■ **Given task**
Below is a listing; copy all of it exactly.
--- start of Records for this exercise ---
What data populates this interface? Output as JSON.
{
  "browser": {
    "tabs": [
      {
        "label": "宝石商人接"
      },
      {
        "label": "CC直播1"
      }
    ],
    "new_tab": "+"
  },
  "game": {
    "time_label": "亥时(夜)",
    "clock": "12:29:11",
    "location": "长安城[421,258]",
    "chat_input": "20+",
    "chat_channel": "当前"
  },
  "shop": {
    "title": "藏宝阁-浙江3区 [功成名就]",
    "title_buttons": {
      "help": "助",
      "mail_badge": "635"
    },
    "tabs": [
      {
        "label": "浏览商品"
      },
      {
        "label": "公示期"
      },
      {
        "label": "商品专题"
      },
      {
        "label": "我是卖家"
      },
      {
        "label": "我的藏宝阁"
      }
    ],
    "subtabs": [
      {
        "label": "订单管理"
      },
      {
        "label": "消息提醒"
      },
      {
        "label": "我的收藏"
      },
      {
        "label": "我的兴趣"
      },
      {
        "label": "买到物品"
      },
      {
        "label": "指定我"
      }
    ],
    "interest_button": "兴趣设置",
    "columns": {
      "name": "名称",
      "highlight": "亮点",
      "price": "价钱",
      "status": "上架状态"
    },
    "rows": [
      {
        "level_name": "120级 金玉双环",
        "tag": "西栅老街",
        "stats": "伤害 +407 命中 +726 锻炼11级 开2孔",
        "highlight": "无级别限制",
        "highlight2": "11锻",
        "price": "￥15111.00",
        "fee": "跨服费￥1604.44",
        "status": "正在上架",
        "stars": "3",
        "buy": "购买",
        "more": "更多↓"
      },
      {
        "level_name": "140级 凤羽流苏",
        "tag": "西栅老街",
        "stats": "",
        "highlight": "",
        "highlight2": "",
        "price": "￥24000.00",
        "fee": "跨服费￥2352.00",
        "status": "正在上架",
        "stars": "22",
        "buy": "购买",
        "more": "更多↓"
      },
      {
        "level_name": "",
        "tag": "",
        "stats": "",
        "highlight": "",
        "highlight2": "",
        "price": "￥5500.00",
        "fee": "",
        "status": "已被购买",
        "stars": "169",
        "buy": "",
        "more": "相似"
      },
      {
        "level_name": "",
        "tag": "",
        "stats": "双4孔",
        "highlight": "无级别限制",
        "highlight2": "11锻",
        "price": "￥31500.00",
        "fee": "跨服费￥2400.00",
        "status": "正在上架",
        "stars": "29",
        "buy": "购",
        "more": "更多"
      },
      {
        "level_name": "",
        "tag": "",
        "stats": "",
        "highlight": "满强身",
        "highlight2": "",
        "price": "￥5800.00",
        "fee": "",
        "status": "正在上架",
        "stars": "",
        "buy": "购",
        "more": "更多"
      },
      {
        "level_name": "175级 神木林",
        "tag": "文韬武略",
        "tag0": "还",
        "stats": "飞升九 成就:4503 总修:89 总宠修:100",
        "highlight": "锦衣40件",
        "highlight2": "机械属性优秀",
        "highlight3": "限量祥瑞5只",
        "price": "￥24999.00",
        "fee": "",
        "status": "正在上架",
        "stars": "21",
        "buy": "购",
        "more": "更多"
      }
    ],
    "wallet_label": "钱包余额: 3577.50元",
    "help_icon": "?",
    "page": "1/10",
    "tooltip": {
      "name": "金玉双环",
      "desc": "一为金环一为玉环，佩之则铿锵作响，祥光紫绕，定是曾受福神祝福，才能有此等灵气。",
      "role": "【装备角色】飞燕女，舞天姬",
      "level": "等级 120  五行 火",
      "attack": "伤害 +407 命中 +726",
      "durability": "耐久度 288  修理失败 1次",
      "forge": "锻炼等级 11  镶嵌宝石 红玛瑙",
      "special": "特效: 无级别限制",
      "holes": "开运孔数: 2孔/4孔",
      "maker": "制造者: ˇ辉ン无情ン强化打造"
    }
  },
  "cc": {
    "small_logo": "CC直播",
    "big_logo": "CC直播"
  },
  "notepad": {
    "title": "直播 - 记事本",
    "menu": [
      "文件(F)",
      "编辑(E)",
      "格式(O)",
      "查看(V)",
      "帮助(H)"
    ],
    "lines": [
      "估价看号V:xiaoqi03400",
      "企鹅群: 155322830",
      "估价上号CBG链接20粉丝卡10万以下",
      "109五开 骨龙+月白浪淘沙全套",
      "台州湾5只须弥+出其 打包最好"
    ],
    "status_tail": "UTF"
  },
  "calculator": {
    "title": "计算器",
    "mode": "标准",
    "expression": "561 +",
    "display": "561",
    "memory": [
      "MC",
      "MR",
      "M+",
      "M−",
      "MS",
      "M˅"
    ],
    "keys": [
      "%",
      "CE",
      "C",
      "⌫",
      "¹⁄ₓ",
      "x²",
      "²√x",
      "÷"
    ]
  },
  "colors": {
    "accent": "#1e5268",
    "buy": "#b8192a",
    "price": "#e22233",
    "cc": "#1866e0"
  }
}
--- end of Records for this exercise ---
■ **Reply to the exercise**
What data populates this interface? Output as JSON.
{
  "browser": {
    "tabs": [
      {
        "label": "宝石商人接"
      },
      {
        "label": "CC直播1"
      }
    ],
    "new_tab": "+"
  },
  "game": {
    "time_label": "亥时(夜)",
    "clock": "12:29:11",
    "location": "长安城[421,258]",
    "chat_input": "20+",
    "chat_channel": "当前"
  },
  "shop": {
    "title": "藏宝阁-浙江3区 [功成名就]",
    "title_buttons": {
      "help": "助",
      "mail_badge": "635"
    },
    "tabs": [
      {
        "label": "浏览商品"
      },
      {
        "label": "公示期"
      },
      {
        "label": "商品专题"
      },
      {
        "label": "我是卖家"
      },
      {
        "label": "我的藏宝阁"
      }
    ],
    "subtabs": [
      {
        "label": "订单管理"
      },
      {
        "label": "消息提醒"
      },
      {
        "label": "我的收藏"
      },
      {
        "label": "我的兴趣"
      },
      {
        "label": "买到物品"
      },
      {
        "label": "指定我"
      }
    ],
    "interest_button": "兴趣设置",
    "columns": {
      "name": "名称",
      "highlight": "亮点",
      "price": "价钱",
      "status": "上架状态"
    },
    "rows": [
      {
        "level_name": "120级 金玉双环",
        "tag": "西栅老街",
        "stats": "伤害 +407 命中 +726 锻炼11级 开2孔",
        "highlight": "无级别限制",
        "highlight2": "11锻",
        "price": "￥15111.00",
        "fee": "跨服费￥1604.44",
        "status": "正在上架",
        "stars": "3",
        "buy": "购买",
        "more": "更多↓"
      },
      {
        "level_name": "140级 凤羽流苏",
        "tag": "西栅老街",
        "stats": "",
        "highlight": "",
        "highlight2": "",
        "price": "￥24000.00",
        "fee": "跨服费￥2352.00",
        "status": "正在上架",
        "stars": "22",
        "buy": "购买",
        "more": "更多↓"
      },
      {
        "level_name": "",
        "tag": "",
        "stats": "",
        "highlight": "",
        "highlight2": "",
        "price": "￥5500.00",
        "fee": "",
        "status": "已被购买",
        "stars": "169",
        "buy": "",
        "more": "相似"
      },
      {
        "level_name": "",
        "tag": "",
        "stats": "双4孔",
        "highlight": "无级别限制",
        "highlight2": "11锻",
        "price": "￥31500.00",
        "fee": "跨服费￥2400.00",
        "status": "正在上架",
        "stars": "29",
        "buy": "购",
        "more": "更多"
      },
      {
        "level_name": "",
        "tag": "",
        "stats": "",
        "highlight": "满强身",
        "highlight2": "",
        "price": "￥5800.00",
        "fee": "",
        "status": "正在上架",
        "stars": "",
        "buy": "购",
        "more": "更多"
      },
      {
        "level_name": "175级 神木林",
        "tag": "文韬武略",
        "tag0": "还",
        "stats": "飞升九 成就:4503 总修:89 总宠修:100",
        "highlight": "锦衣40件",
        "highlight2": "机械属性优秀",
        "highlight3": "限量祥瑞5只",
        "price": "￥24999.00",
        "fee": "",
        "status": "正在上架",
        "stars": "21",
        "buy": "购",
        "more": "更多"
      }
    ],
    "wallet_label": "钱包余额: 3577.50元",
    "help_icon": "?",
    "page": "1/10",
    "tooltip": {
      "name": "金玉双环",
      "desc": "一为金环一为玉环，佩之则铿锵作响，祥光紫绕，定是曾受福神祝福，才能有此等灵气。",
      "role": "【装备角色】飞燕女，舞天姬",
      "level": "等级 120  五行 火",
      "attack": "伤害 +407 命中 +726",
      "durability": "耐久度 288  修理失败 1次",
      "forge": "锻炼等级 11  镶嵌宝石 红玛瑙",
      "special": "特效: 无级别限制",
      "holes": "开运孔数: 2孔/4孔",
      "maker": "制造者: ˇ辉ン无情ン强化打造"
    }
  },
  "cc": {
    "small_logo": "CC直播",
    "big_logo": "CC直播"
  },
  "notepad": {
    "title": "直播 - 记事本",
    "menu": [
      "文件(F)",
      "编辑(E)",
      "格式(O)",
      "查看(V)",
      "帮助(H)"
    ],
    "lines": [
      "估价看号V:xiaoqi03400",
      "企鹅群: 155322830",
      "估价上号CBG链接20粉丝卡10万以下",
      "109五开 骨龙+月白浪淘沙全套",
      "台州湾5只须弥+出其 打包最好"
    ],
    "status_tail": "UTF"
  },
  "calculator": {
    "title": "计算器",
    "mode": "标准",
    "expression": "561 +",
    "display": "561",
    "memory": [
      "MC",
      "MR",
      "M+",
      "M−",
      "MS",
      "M˅"
    ],
    "keys": [
      "%",
      "CE",
      "C",
      "⌫",
      "¹⁄ₓ",
      "x²",
      "²√x",
      "÷"
    ]
  },
  "colors": {
    "accent": "#1e5268",
    "buy": "#b8192a",
    "price": "#e22233",
    "cc": "#1866e0"
  }
}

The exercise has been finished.